What is required: Within the records below, find each line that holds the string "text", then copy it.
***
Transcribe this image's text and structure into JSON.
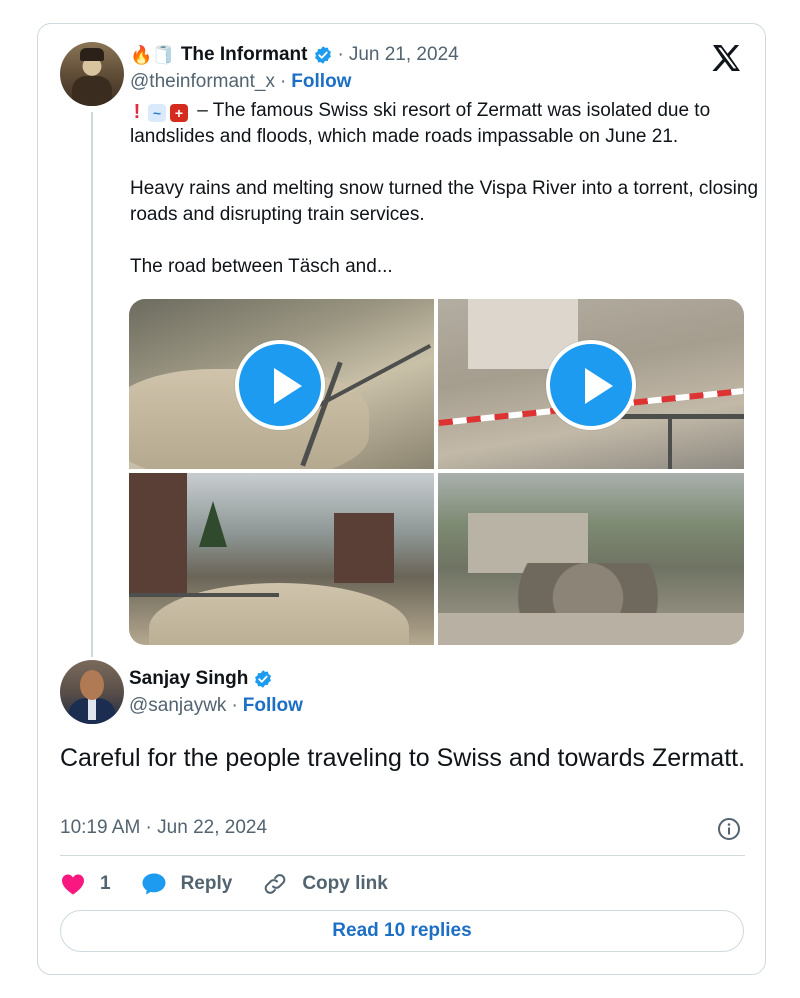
{
  "quoted_tweet": {
    "emoji_prefix": "🔥🧻",
    "author_name": "The Informant",
    "date": "Jun 21, 2024",
    "handle": "@theinformant_x",
    "follow_label": "Follow",
    "indicator_excl": "!",
    "indicator_wave": "~",
    "indicator_swiss": "+",
    "paragraphs": [
      "– The famous Swiss ski resort of Zermatt was isolated due to landslides and floods, which made roads impassable on June 21.",
      "Heavy rains and melting snow turned the Vispa River into a torrent, closing roads and disrupting train services.",
      "The road between Täsch and..."
    ],
    "media": [
      {
        "kind": "video",
        "icon": "play-icon"
      },
      {
        "kind": "video",
        "icon": "play-icon"
      },
      {
        "kind": "photo"
      },
      {
        "kind": "photo"
      }
    ]
  },
  "main_tweet": {
    "author_name": "Sanjay Singh",
    "handle": "@sanjaywk",
    "follow_label": "Follow",
    "text": "Careful for the people traveling to Swiss and towards Zermatt.",
    "timestamp": "10:19 AM · Jun 22, 2024"
  },
  "actions": {
    "like_count": "1",
    "reply_label": "Reply",
    "copy_link_label": "Copy link"
  },
  "read_replies_label": "Read 10 replies",
  "separator": "·",
  "colors": {
    "accent_blue": "#1d9bf0",
    "link_blue": "#1d6fc5",
    "like_pink": "#f91880",
    "muted": "#536471",
    "border": "#cfd9de"
  }
}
***
Exercise response:
Transcribe this image's text and structure into JSON.
    "text": "Careful for the people traveling to Swiss and towards Zermatt.",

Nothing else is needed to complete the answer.